Your objective — Locate and copy all lines bearing the word "的二次多项式".

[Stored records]
§ §

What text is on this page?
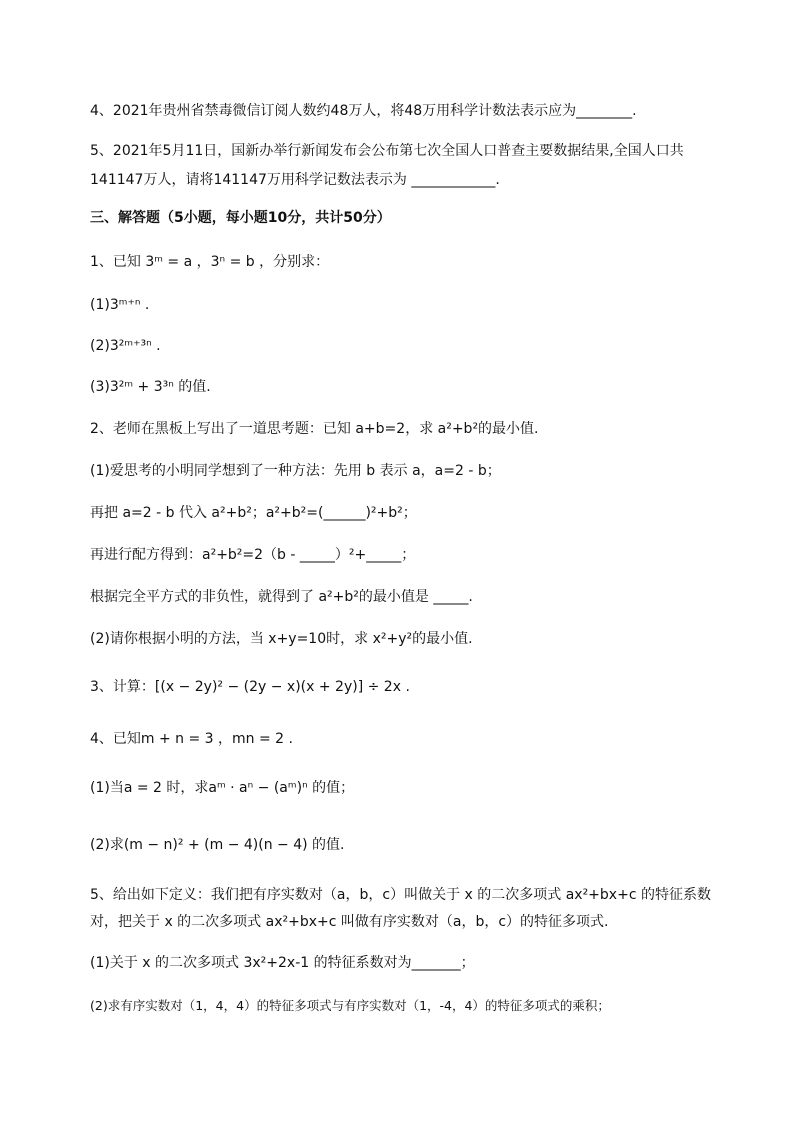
4、2021年贵州省禁毒微信订阅人数约48万人，将48万用科学计数法表示应为________.
5、2021年5月11日，国新办举行新闻发布会公布第七次全国人口普查主要数据结果,全国人口共
141147万人，请将141147万用科学记数法表示为 ____________.
三、解答题（5小题，每小题10分，共计50分）
1、已知 3ᵐ = a ，3ⁿ = b ，分别求：
(1)3ᵐ⁺ⁿ .
(2)3²ᵐ⁺³ⁿ .
(3)3²ᵐ + 3³ⁿ 的值.
2、老师在黑板上写出了一道思考题：已知 a+b=2，求 a²+b²的最小值.
(1)爱思考的小明同学想到了一种方法：先用 b 表示 a，a=2 - b；
再把 a=2 - b 代入 a²+b²；a²+b²=(______)²+b²；
再进行配方得到：a²+b²=2（b - _____）²+_____；
根据完全平方式的非负性，就得到了 a²+b²的最小值是 _____.
(2)请你根据小明的方法，当 x+y=10时，求 x²+y²的最小值.
3、计算：[(x − 2y)² − (2y − x)(x + 2y)] ÷ 2x .
4、已知m + n = 3 ，mn = 2 .
(1)当a = 2 时，求aᵐ · aⁿ − (aᵐ)ⁿ 的值；
(2)求(m − n)² + (m − 4)(n − 4) 的值.
5、给出如下定义：我们把有序实数对（a，b，c）叫做关于 x 的二次多项式 ax²+bx+c 的特征系数
对，把关于 x 的二次多项式 ax²+bx+c 叫做有序实数对（a，b，c）的特征多项式.
(1)关于 x 的二次多项式 3x²+2x-1 的特征系数对为_______；
(2)求有序实数对（1，4，4）的特征多项式与有序实数对（1，-4，4）的特征多项式的乘积；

§ §

Correct answer —
5、给出如下定义：我们把有序实数对（a，b，c）叫做关于 x 的二次多项式 ax²+bx+c 的特征系数
对，把关于 x 的二次多项式 ax²+bx+c 叫做有序实数对（a，b，c）的特征多项式.
(1)关于 x 的二次多项式 3x²+2x-1 的特征系数对为_______；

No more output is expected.